■ **Your instructions**
Repeat each entry word for word. Leave any images out of the copy.

Collected data:
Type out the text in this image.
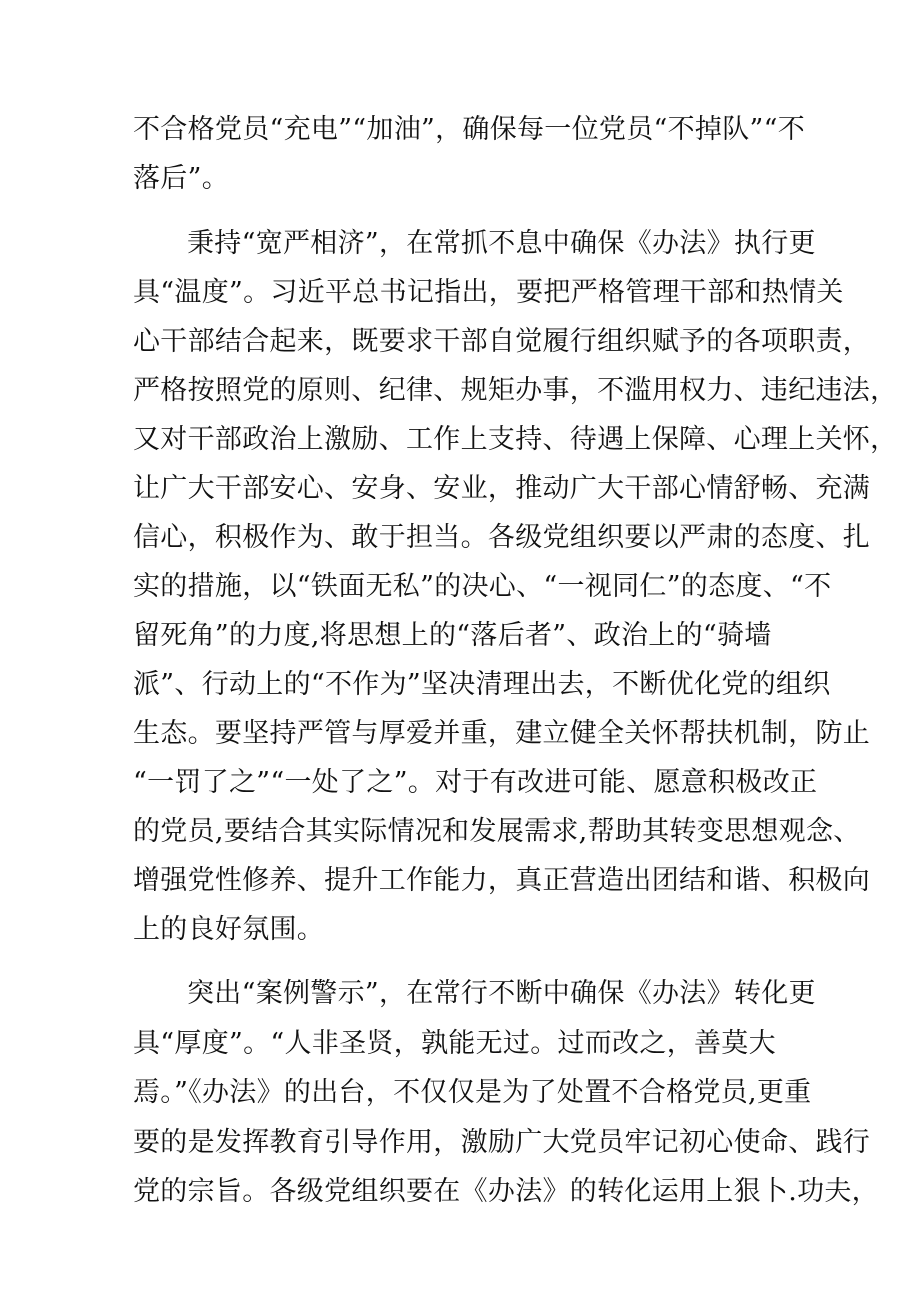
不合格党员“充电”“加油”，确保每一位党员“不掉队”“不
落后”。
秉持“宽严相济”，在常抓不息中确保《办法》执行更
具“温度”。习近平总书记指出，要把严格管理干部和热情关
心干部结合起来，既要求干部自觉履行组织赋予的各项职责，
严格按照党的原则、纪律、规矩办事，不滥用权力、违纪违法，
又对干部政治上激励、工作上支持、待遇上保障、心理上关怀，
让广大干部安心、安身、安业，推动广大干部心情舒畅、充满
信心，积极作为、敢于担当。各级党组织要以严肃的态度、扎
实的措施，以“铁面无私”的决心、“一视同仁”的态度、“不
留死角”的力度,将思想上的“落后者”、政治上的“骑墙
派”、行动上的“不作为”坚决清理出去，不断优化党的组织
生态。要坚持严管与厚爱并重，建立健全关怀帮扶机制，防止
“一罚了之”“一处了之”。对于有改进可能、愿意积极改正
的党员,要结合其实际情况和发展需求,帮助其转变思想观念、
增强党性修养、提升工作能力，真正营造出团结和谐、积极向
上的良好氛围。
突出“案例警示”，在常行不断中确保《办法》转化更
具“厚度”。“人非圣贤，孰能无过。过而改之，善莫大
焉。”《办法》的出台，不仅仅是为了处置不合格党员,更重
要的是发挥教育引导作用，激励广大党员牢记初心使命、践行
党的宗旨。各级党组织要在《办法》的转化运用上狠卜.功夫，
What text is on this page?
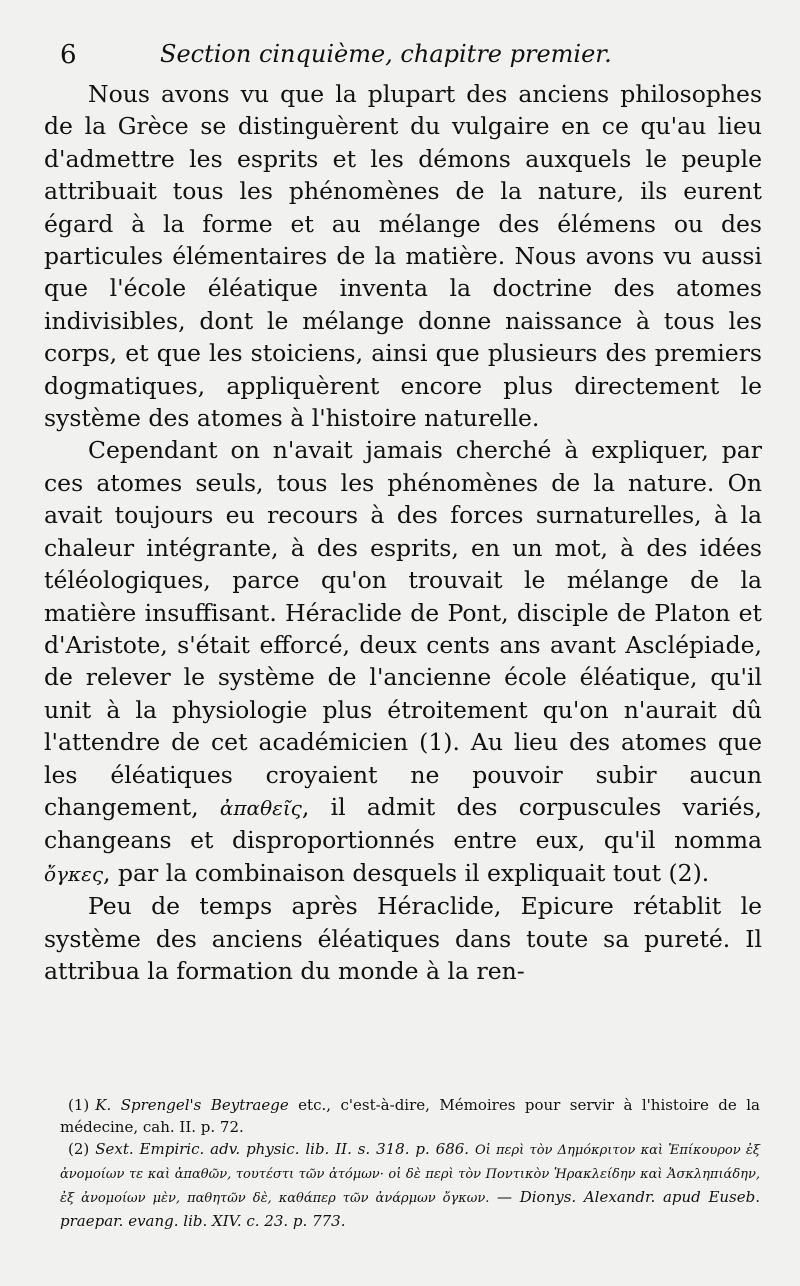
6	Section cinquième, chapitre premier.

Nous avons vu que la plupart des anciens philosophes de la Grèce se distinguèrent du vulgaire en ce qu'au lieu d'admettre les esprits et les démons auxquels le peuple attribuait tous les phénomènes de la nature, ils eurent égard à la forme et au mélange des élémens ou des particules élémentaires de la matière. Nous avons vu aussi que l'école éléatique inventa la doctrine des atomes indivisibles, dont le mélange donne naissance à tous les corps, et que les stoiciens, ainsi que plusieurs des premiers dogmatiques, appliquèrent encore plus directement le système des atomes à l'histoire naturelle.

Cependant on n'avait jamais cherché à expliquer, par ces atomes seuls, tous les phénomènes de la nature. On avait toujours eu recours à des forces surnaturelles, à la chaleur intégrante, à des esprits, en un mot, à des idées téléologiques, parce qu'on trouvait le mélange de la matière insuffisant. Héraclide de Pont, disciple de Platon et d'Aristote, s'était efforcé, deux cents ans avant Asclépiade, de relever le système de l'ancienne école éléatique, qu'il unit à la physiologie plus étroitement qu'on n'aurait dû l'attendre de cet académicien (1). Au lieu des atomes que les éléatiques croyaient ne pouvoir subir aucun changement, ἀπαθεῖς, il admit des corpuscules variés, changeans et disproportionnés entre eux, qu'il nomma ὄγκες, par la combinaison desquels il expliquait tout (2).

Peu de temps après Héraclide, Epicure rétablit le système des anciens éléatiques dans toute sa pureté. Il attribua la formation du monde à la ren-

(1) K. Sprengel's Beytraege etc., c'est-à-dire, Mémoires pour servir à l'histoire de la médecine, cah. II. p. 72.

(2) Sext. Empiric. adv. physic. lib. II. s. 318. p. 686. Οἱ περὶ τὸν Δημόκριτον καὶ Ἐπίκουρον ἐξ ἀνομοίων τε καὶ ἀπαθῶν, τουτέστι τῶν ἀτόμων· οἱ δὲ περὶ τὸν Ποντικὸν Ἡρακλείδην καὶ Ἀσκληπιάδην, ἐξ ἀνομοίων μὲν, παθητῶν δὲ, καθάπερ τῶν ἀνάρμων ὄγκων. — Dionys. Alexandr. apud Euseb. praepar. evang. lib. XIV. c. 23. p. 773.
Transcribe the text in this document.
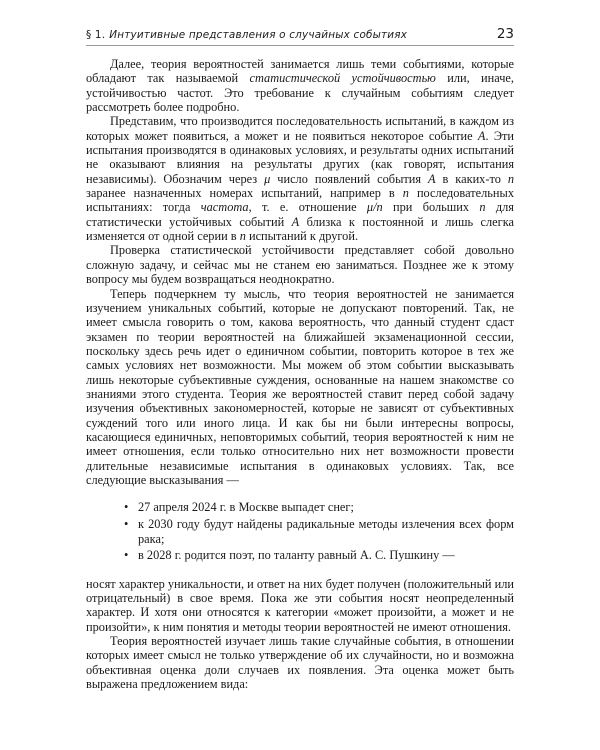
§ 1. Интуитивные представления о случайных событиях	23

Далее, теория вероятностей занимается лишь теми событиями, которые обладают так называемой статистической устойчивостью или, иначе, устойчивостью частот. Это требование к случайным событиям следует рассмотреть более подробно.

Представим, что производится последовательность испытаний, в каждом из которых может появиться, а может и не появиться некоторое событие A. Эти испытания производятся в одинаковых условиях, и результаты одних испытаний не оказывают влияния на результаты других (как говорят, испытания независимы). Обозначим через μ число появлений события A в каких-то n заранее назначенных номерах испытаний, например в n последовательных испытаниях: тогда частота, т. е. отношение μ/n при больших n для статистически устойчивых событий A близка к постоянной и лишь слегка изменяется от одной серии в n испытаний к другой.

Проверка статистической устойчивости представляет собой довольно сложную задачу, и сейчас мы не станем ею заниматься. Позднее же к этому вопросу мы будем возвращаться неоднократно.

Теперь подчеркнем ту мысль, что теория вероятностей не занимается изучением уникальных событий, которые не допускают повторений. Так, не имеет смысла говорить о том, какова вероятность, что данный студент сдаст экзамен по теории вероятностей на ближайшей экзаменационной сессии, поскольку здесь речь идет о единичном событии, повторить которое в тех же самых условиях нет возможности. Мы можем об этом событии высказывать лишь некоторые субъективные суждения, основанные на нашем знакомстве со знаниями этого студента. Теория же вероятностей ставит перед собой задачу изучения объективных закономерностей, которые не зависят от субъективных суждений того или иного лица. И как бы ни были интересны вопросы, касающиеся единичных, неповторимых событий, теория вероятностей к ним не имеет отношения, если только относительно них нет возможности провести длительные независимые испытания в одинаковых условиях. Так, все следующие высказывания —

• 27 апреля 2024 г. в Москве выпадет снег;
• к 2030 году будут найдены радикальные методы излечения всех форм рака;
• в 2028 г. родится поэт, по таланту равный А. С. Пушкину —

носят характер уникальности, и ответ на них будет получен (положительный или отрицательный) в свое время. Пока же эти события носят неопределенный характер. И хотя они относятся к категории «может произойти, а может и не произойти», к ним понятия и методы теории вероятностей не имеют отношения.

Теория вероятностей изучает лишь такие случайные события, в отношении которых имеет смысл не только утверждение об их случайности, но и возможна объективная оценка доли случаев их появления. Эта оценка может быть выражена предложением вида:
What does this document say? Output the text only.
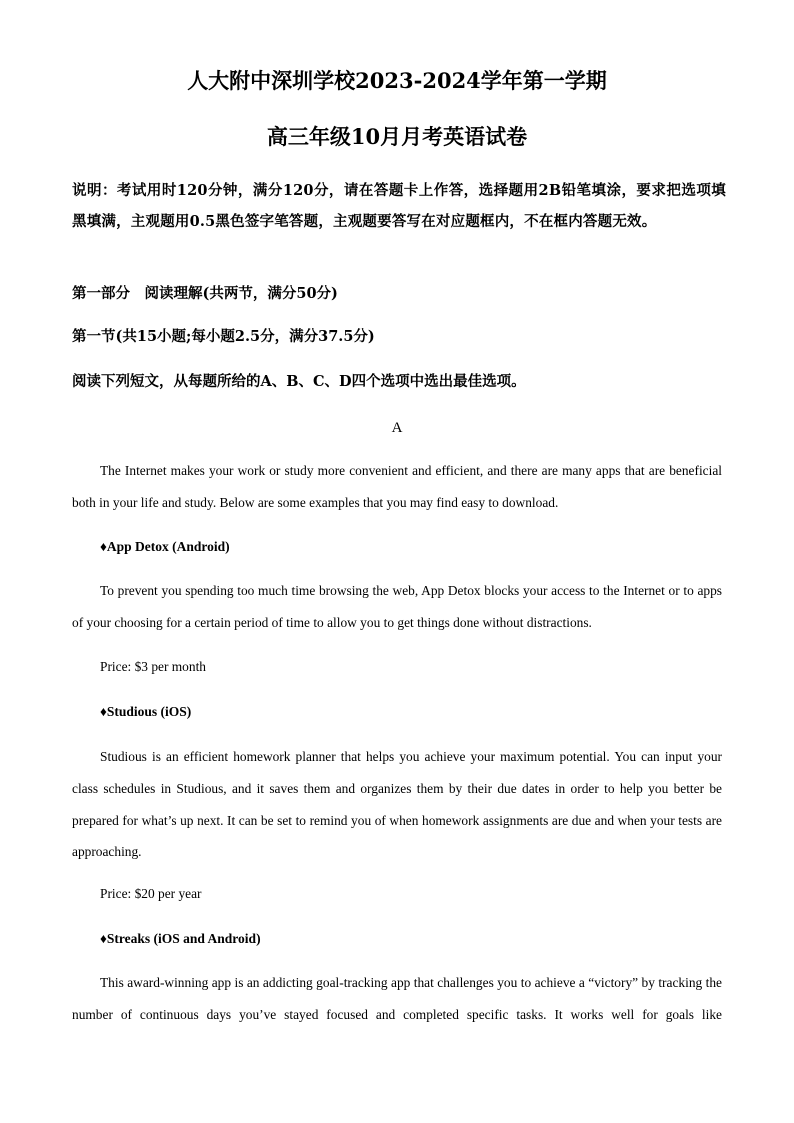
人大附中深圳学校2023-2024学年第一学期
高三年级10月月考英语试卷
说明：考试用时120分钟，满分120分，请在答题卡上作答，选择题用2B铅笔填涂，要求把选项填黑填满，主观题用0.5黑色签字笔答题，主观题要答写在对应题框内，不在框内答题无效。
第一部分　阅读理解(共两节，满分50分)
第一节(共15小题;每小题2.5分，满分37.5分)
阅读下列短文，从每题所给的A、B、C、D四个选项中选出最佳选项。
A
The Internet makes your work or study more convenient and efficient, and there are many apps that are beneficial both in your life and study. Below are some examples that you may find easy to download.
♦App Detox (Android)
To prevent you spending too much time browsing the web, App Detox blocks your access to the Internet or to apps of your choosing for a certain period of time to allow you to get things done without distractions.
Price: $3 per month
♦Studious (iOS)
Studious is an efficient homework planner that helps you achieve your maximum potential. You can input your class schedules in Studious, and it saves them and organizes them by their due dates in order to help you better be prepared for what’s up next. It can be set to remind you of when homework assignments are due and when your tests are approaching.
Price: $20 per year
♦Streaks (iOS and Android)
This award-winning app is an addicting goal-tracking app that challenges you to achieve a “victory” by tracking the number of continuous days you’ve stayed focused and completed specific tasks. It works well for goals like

■ **Task result**
Type out the text in this image.
不合格党员“充电”“加油”，确保每一位党员“不掉队”“不
落后”。
秉持“宽严相济”，在常抓不息中确保《办法》执行更
具“温度”。习近平总书记指出，要把严格管理干部和热情关
心干部结合起来，既要求干部自觉履行组织赋予的各项职责，
严格按照党的原则、纪律、规矩办事，不滥用权力、违纪违法，
又对干部政治上激励、工作上支持、待遇上保障、心理上关怀，
让广大干部安心、安身、安业，推动广大干部心情舒畅、充满
信心，积极作为、敢于担当。各级党组织要以严肃的态度、扎
实的措施，以“铁面无私”的决心、“一视同仁”的态度、“不
留死角”的力度,将思想上的“落后者”、政治上的“骑墙
派”、行动上的“不作为”坚决清理出去，不断优化党的组织
生态。要坚持严管与厚爱并重，建立健全关怀帮扶机制，防止
“一罚了之”“一处了之”。对于有改进可能、愿意积极改正
的党员,要结合其实际情况和发展需求,帮助其转变思想观念、
增强党性修养、提升工作能力，真正营造出团结和谐、积极向
上的良好氛围。
突出“案例警示”，在常行不断中确保《办法》转化更
具“厚度”。“人非圣贤，孰能无过。过而改之，善莫大
焉。”《办法》的出台，不仅仅是为了处置不合格党员,更重
要的是发挥教育引导作用，激励广大党员牢记初心使命、践行
党的宗旨。各级党组织要在《办法》的转化运用上狠卜.功夫，
What text is on this page?
6	Section cinquième, chapitre premier.

Nous avons vu que la plupart des anciens philosophes de la Grèce se distinguèrent du vulgaire en ce qu'au lieu d'admettre les esprits et les démons auxquels le peuple attribuait tous les phénomènes de la nature, ils eurent égard à la forme et au mélange des élémens ou des particules élémentaires de la matière. Nous avons vu aussi que l'école éléatique inventa la doctrine des atomes indivisibles, dont le mélange donne naissance à tous les corps, et que les stoiciens, ainsi que plusieurs des premiers dogmatiques, appliquèrent encore plus directement le système des atomes à l'histoire naturelle.

Cependant on n'avait jamais cherché à expliquer, par ces atomes seuls, tous les phénomènes de la nature. On avait toujours eu recours à des forces surnaturelles, à la chaleur intégrante, à des esprits, en un mot, à des idées téléologiques, parce qu'on trouvait le mélange de la matière insuffisant. Héraclide de Pont, disciple de Platon et d'Aristote, s'était efforcé, deux cents ans avant Asclépiade, de relever le système de l'ancienne école éléatique, qu'il unit à la physiologie plus étroitement qu'on n'aurait dû l'attendre de cet académicien (1). Au lieu des atomes que les éléatiques croyaient ne pouvoir subir aucun changement, ἀπαθεῖς, il admit des corpuscules variés, changeans et disproportionnés entre eux, qu'il nomma ὄγκες, par la combinaison desquels il expliquait tout (2).

Peu de temps après Héraclide, Epicure rétablit le système des anciens éléatiques dans toute sa pureté. Il attribua la formation du monde à la ren-

(1) K. Sprengel's Beytraege etc., c'est-à-dire, Mémoires pour servir à l'histoire de la médecine, cah. II. p. 72.

(2) Sext. Empiric. adv. physic. lib. II. s. 318. p. 686. Οἱ περὶ τὸν Δημόκριτον καὶ Ἐπίκουρον ἐξ ἀνομοίων τε καὶ ἀπαθῶν, τουτέστι τῶν ἀτόμων· οἱ δὲ περὶ τὸν Ποντικὸν Ἡρακλείδην καὶ Ἀσκληπιάδην, ἐξ ἀνομοίων μὲν, παθητῶν δὲ, καθάπερ τῶν ἀνάρμων ὄγκων. — Dionys. Alexandr. apud Euseb. praepar. evang. lib. XIV. c. 23. p. 773.
Transcribe the text in this document.
§ 1. Интуитивные представления о случайных событиях	23

Далее, теория вероятностей занимается лишь теми событиями, которые обладают так называемой статистической устойчивостью или, иначе, устойчивостью частот. Это требование к случайным событиям следует рассмотреть более подробно.

Представим, что производится последовательность испытаний, в каждом из которых может появиться, а может и не появиться некоторое событие A. Эти испытания производятся в одинаковых условиях, и результаты одних испытаний не оказывают влияния на результаты других (как говорят, испытания независимы). Обозначим через μ число появлений события A в каких-то n заранее назначенных номерах испытаний, например в n последовательных испытаниях: тогда частота, т. е. отношение μ/n при больших n для статистически устойчивых событий A близка к постоянной и лишь слегка изменяется от одной серии в n испытаний к другой.

Проверка статистической устойчивости представляет собой довольно сложную задачу, и сейчас мы не станем ею заниматься. Позднее же к этому вопросу мы будем возвращаться неоднократно.

Теперь подчеркнем ту мысль, что теория вероятностей не занимается изучением уникальных событий, которые не допускают повторений. Так, не имеет смысла говорить о том, какова вероятность, что данный студент сдаст экзамен по теории вероятностей на ближайшей экзаменационной сессии, поскольку здесь речь идет о единичном событии, повторить которое в тех же самых условиях нет возможности. Мы можем об этом событии высказывать лишь некоторые субъективные суждения, основанные на нашем знакомстве со знаниями этого студента. Теория же вероятностей ставит перед собой задачу изучения объективных закономерностей, которые не зависят от субъективных суждений того или иного лица. И как бы ни были интересны вопросы, касающиеся единичных, неповторимых событий, теория вероятностей к ним не имеет отношения, если только относительно них нет возможности провести длительные независимые испытания в одинаковых условиях. Так, все следующие высказывания —

• 27 апреля 2024 г. в Москве выпадет снег;
• к 2030 году будут найдены радикальные методы излечения всех форм рака;
• в 2028 г. родится поэт, по таланту равный А. С. Пушкину —

носят характер уникальности, и ответ на них будет получен (положительный или отрицательный) в свое время. Пока же эти события носят неопределенный характер. И хотя они относятся к категории «может произойти, а может и не произойти», к ним понятия и методы теории вероятностей не имеют отношения.

Теория вероятностей изучает лишь такие случайные события, в отношении которых имеет смысл не только утверждение об их случайности, но и возможна объективная оценка доли случаев их появления. Эта оценка может быть выражена предложением вида:
What does this document say? Output the text only.
人大附中深圳学校2023-2024学年第一学期
高三年级10月月考英语试卷
说明：考试用时120分钟，满分120分，请在答题卡上作答，选择题用2B铅笔填涂，要求把选项填黑填满，主观题用0.5黑色签字笔答题，主观题要答写在对应题框内，不在框内答题无效。
第一部分　阅读理解(共两节，满分50分)
第一节(共15小题;每小题2.5分，满分37.5分)
阅读下列短文，从每题所给的A、B、C、D四个选项中选出最佳选项。
A
The Internet makes your work or study more convenient and efficient, and there are many apps that are beneficial both in your life and study. Below are some examples that you may find easy to download.
♦App Detox (Android)
To prevent you spending too much time browsing the web, App Detox blocks your access to the Internet or to apps of your choosing for a certain period of time to allow you to get things done without distractions.
Price: $3 per month
♦Studious (iOS)
Studious is an efficient homework planner that helps you achieve your maximum potential. You can input your class schedules in Studious, and it saves them and organizes them by their due dates in order to help you better be prepared for what’s up next. It can be set to remind you of when homework assignments are due and when your tests are approaching.
Price: $20 per year
♦Streaks (iOS and Android)
This award-winning app is an addicting goal-tracking app that challenges you to achieve a “victory” by tracking the number of continuous days you’ve stayed focused and completed specific tasks. It works well for goals like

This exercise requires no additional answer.